╔══

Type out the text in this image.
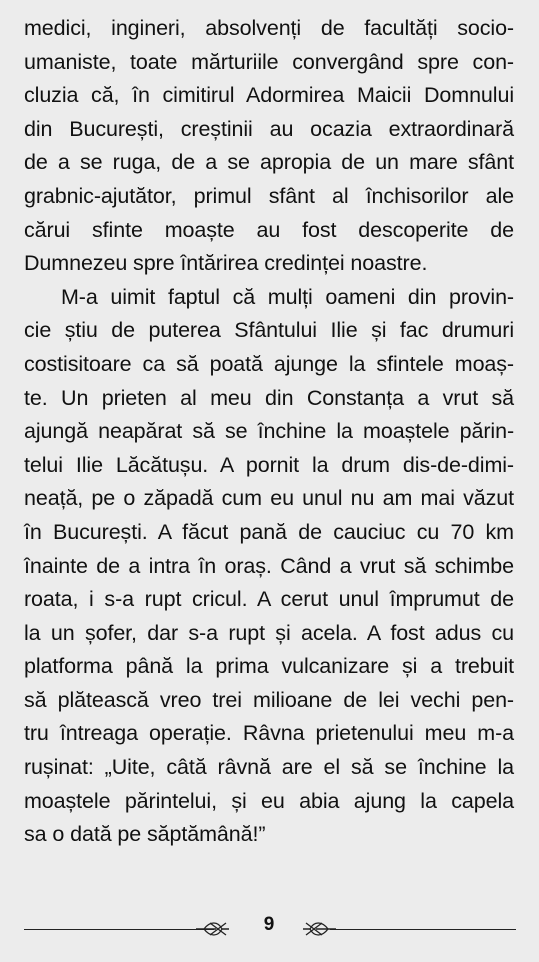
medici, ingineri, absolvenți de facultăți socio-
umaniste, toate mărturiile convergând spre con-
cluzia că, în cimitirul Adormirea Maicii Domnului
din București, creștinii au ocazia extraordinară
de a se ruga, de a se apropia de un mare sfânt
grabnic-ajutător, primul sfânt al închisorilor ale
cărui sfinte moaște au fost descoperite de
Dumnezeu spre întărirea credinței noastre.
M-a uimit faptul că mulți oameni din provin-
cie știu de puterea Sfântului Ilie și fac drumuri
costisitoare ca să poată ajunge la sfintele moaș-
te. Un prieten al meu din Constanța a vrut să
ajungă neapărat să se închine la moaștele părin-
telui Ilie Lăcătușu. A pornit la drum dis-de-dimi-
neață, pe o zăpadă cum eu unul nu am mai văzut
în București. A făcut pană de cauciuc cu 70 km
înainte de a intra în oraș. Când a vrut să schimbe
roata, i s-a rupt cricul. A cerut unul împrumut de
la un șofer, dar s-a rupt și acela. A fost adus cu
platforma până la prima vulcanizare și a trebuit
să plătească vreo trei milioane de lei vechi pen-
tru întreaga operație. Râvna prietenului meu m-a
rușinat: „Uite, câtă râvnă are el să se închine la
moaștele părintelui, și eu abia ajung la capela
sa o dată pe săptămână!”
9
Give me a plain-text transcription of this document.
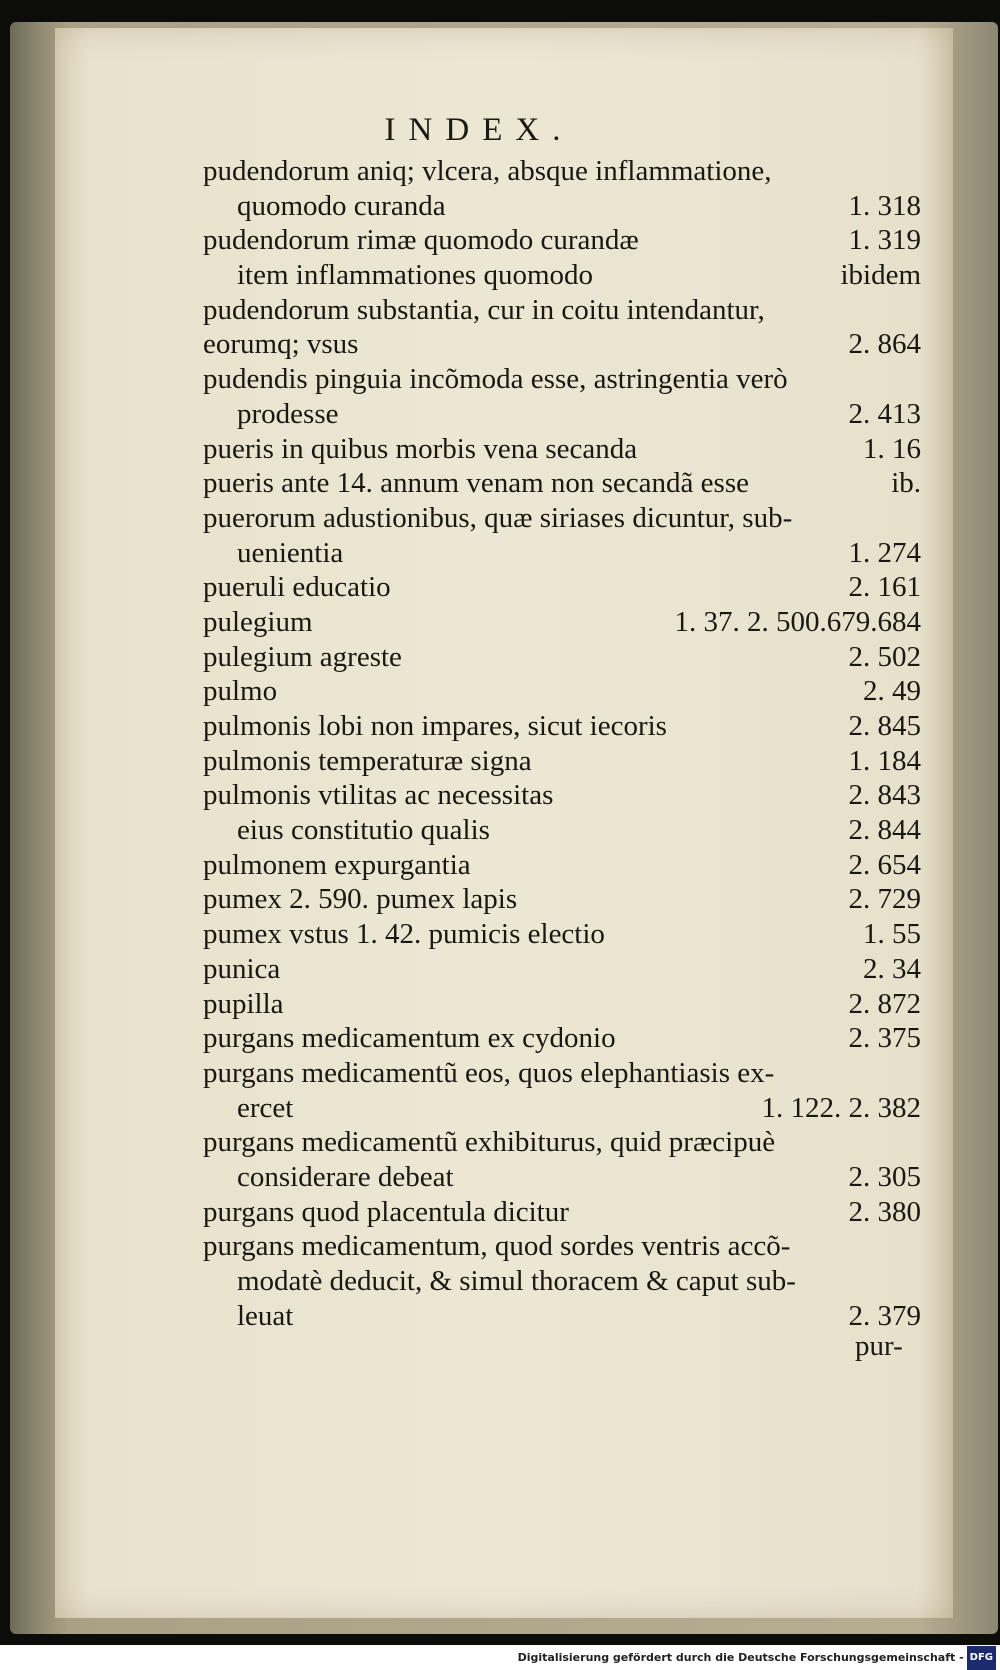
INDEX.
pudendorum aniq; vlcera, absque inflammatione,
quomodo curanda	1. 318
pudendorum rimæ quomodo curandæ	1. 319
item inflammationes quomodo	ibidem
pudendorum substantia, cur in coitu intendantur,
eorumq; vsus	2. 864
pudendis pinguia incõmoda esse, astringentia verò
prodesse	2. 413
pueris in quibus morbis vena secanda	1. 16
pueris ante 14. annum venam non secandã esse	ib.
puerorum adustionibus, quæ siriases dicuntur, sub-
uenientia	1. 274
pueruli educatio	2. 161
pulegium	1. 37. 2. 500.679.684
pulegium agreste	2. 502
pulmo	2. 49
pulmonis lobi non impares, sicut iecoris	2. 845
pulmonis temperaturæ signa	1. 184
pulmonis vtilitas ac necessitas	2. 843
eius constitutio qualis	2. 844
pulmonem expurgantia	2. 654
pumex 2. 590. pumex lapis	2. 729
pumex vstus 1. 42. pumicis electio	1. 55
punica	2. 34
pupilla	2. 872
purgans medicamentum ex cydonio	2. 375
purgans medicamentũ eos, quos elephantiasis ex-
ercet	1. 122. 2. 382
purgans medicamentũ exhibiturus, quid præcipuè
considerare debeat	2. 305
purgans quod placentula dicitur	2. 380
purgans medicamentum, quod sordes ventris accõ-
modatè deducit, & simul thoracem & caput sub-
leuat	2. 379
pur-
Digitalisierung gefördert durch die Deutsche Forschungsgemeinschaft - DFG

╚══
╔══

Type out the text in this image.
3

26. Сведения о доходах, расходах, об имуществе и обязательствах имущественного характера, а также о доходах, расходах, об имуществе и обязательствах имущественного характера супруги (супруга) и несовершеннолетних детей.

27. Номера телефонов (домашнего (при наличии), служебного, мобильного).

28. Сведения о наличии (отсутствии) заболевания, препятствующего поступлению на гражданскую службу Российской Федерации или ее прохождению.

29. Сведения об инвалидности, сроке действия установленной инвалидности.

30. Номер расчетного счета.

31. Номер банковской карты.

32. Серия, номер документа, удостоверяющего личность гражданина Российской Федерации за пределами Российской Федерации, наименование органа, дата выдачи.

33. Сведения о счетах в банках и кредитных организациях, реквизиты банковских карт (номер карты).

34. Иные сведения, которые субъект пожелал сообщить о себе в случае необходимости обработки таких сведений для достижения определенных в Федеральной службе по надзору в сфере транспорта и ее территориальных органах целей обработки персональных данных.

╚══

== What is asked ==
Extract from the material all lines containing the string "pueris".

== Worked answer ==
pueris in quibus morbis vena secanda	1. 16
pueris ante 14. annum venam non secandã esse	ib.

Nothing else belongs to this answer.